A block of data
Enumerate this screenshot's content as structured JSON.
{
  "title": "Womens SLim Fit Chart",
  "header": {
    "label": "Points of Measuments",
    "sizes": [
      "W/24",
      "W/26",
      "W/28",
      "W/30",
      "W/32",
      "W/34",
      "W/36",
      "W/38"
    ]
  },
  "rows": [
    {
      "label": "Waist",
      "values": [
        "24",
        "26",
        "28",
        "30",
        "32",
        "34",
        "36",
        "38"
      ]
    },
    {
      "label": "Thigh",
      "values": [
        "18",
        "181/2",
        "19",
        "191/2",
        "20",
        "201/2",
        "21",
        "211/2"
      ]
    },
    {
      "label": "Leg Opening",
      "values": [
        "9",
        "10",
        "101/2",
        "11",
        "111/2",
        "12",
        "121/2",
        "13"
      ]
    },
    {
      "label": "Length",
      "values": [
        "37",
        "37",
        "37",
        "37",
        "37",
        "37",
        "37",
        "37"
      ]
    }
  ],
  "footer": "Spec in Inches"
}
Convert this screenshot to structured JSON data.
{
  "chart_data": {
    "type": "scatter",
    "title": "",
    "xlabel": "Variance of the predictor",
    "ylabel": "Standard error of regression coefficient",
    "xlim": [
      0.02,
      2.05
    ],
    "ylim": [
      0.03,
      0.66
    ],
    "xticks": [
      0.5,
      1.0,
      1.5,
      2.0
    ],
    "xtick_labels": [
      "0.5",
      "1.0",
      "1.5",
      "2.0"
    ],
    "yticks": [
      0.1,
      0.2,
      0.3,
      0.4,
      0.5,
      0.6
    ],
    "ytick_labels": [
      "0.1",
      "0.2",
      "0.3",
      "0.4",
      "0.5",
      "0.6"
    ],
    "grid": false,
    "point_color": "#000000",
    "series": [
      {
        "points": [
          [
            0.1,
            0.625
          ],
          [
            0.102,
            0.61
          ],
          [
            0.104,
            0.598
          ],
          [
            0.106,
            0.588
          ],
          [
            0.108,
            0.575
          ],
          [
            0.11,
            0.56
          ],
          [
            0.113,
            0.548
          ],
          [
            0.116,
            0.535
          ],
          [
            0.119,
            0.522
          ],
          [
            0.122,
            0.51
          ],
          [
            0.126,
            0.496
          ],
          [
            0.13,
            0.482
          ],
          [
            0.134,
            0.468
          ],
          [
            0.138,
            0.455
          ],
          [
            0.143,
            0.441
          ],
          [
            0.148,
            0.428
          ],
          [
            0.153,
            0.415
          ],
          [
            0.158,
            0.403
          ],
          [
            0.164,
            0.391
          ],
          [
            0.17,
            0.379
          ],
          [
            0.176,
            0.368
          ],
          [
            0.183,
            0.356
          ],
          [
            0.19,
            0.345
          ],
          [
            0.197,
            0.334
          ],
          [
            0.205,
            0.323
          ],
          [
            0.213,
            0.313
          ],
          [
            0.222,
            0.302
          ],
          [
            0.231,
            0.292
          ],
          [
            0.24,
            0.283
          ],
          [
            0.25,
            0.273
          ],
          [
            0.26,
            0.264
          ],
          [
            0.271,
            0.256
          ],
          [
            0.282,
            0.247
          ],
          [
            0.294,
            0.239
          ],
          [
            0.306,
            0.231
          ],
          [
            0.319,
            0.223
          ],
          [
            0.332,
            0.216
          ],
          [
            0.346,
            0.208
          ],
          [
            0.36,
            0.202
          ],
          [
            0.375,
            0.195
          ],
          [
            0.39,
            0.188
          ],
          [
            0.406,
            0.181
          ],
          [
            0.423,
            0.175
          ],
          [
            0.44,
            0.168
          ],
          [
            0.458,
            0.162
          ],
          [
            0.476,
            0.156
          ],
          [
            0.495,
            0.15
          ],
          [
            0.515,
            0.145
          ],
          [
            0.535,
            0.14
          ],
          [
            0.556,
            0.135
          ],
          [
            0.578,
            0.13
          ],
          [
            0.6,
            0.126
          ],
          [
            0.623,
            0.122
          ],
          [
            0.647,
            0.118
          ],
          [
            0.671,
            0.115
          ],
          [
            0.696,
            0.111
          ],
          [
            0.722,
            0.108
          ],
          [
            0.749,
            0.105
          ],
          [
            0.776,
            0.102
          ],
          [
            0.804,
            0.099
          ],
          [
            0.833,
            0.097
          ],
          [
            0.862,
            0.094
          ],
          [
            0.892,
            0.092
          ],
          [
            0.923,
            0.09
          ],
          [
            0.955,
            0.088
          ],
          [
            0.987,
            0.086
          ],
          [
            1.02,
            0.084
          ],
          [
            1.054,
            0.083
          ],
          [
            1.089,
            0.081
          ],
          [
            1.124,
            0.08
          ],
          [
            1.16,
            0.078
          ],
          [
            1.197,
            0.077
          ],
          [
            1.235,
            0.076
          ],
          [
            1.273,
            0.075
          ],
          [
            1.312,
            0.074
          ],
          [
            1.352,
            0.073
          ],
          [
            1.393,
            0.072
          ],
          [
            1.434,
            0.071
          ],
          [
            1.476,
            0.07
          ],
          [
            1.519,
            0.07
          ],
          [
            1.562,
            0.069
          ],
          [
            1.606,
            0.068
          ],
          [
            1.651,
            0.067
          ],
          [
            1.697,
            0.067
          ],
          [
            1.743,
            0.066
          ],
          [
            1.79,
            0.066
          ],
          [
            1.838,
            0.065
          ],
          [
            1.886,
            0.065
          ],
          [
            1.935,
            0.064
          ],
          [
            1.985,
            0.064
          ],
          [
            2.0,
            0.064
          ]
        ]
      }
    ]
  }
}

(Aim of the exercise)
Count up the lines in the listing that hold the word "structured", and give that number only.

(Solved exercise)
2